### KUTIPAN DOKUMEN

News

Korporasi Jepang Beri Pukulan Telak Bagi AS dan Israel


Pemerintah negara-negara Barat dan Jepang harus menghentikan dukungan mereka yang tidak tahu malu terhadap apartheid dan genosida Israel serta memastikan perusahaan-perusahaan di yurisdiksi mereka melakukan hal yang sama

 

Pengumuman mengejutkan dari raksasa perdagangan Jepang Itochu pada 5 Februari bahwa mereka mengakhiri perjanjiannya dengan kontraktor pertahanan Israel Elbit Systems telah mengirimkan gelombang kejutan ke seluruh dunia. Gelombang kejutan ini juga menjadi pukulan telak bagi AS dan Israel.

Itochu menyatakan secara khusus bahwa mereka mendasarkan kebijakan mereka pada keputusan Mahkamah Internasional (ICJ) bahwa Israel mungkin melakukan genosida di Gaza, dan pada posisi pemerintah Jepang bahwa keputusan ICJ harus dilaksanakan “dengan itikad baik”.

### TUGAS
Tuliskan lanjutan berita di atas tentang Itochu yang mengakhiri perjanjiannya dengan Elbit Systems, mulai tepat setelah kalimat terakhirnya.

### BAHAN YANG DIBERIKAN
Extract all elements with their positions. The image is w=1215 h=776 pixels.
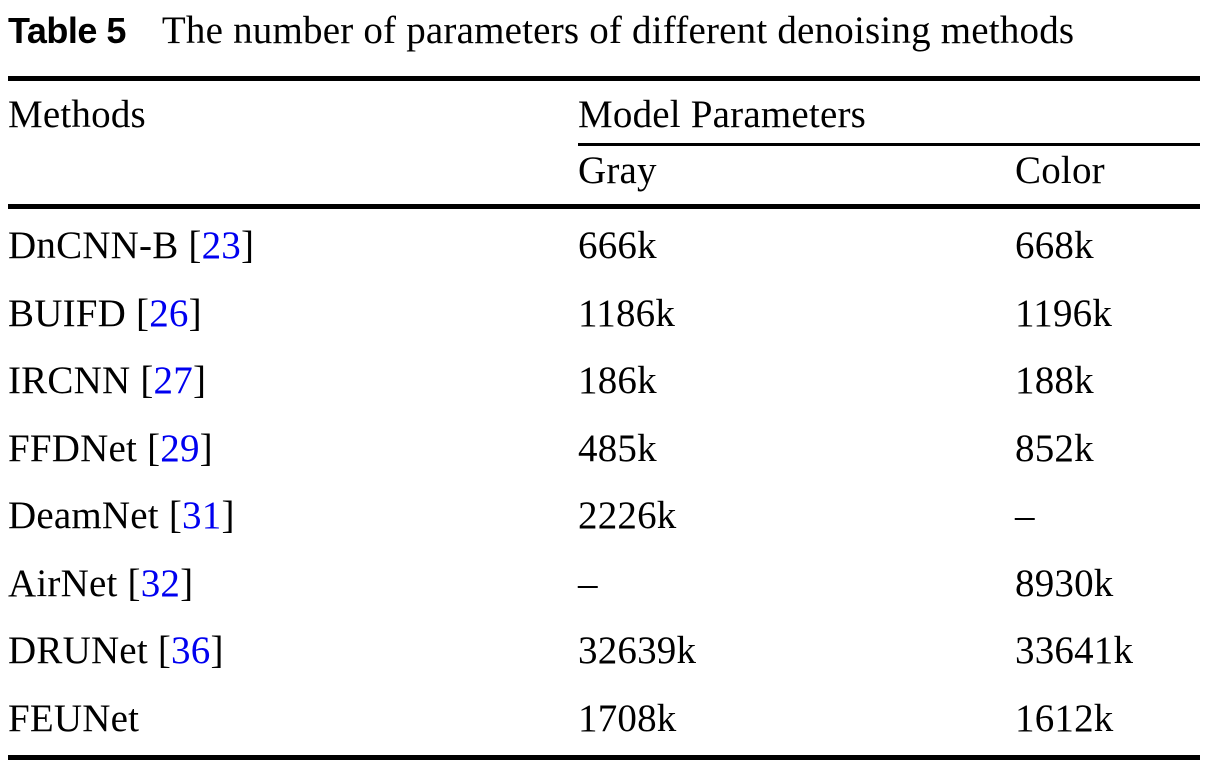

### HASIL YANG DIHARAPKAN
Perusahaan Itochu ini terkenal di Jepang dan menjadi perusahaan perdagangan terbesar ketiga. Termasuk salah satu raksasa perekonomian negara tersebut dengan pendapatan lebih dari US$104 miliar pada 2023. Itochu juga penting secara politis, karena secara historis dipandang sebagai pemimpin perekonomian Jepang yang berbasis perdagangan. Keputusan Itochu memberikan pesan yang sangat jelas tentang penerimaan berbisnis dengan Israel.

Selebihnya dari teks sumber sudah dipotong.